● Input material:
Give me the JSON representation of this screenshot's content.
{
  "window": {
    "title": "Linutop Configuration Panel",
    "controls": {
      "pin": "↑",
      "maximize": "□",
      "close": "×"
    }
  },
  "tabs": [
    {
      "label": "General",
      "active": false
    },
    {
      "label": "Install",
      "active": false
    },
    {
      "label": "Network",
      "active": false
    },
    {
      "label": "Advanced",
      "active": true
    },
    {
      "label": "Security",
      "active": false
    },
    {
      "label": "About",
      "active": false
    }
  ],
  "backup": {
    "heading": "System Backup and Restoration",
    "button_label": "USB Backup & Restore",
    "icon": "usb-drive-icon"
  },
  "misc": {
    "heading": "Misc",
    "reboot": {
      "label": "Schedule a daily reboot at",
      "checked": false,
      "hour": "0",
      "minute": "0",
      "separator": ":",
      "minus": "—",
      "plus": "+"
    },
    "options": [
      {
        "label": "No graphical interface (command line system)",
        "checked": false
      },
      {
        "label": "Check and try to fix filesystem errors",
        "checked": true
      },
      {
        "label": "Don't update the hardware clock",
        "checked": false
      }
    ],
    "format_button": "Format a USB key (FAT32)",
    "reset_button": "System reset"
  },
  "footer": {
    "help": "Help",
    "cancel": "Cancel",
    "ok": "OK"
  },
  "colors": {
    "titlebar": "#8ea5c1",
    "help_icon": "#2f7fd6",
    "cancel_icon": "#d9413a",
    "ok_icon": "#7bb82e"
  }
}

● What the task requires:
Repeat each of the entries above precisely as given.

● Task answer:
Give me the JSON representation of this screenshot's content.
{
  "window": {
    "title": "Linutop Configuration Panel",
    "controls": {
      "pin": "↑",
      "maximize": "□",
      "close": "×"
    }
  },
  "tabs": [
    {
      "label": "General",
      "active": false
    },
    {
      "label": "Install",
      "active": false
    },
    {
      "label": "Network",
      "active": false
    },
    {
      "label": "Advanced",
      "active": true
    },
    {
      "label": "Security",
      "active": false
    },
    {
      "label": "About",
      "active": false
    }
  ],
  "backup": {
    "heading": "System Backup and Restoration",
    "button_label": "USB Backup & Restore",
    "icon": "usb-drive-icon"
  },
  "misc": {
    "heading": "Misc",
    "reboot": {
      "label": "Schedule a daily reboot at",
      "checked": false,
      "hour": "0",
      "minute": "0",
      "separator": ":",
      "minus": "—",
      "plus": "+"
    },
    "options": [
      {
        "label": "No graphical interface (command line system)",
        "checked": false
      },
      {
        "label": "Check and try to fix filesystem errors",
        "checked": true
      },
      {
        "label": "Don't update the hardware clock",
        "checked": false
      }
    ],
    "format_button": "Format a USB key (FAT32)",
    "reset_button": "System reset"
  },
  "footer": {
    "help": "Help",
    "cancel": "Cancel",
    "ok": "OK"
  },
  "colors": {
    "titlebar": "#8ea5c1",
    "help_icon": "#2f7fd6",
    "cancel_icon": "#d9413a",
    "ok_icon": "#7bb82e"
  }
}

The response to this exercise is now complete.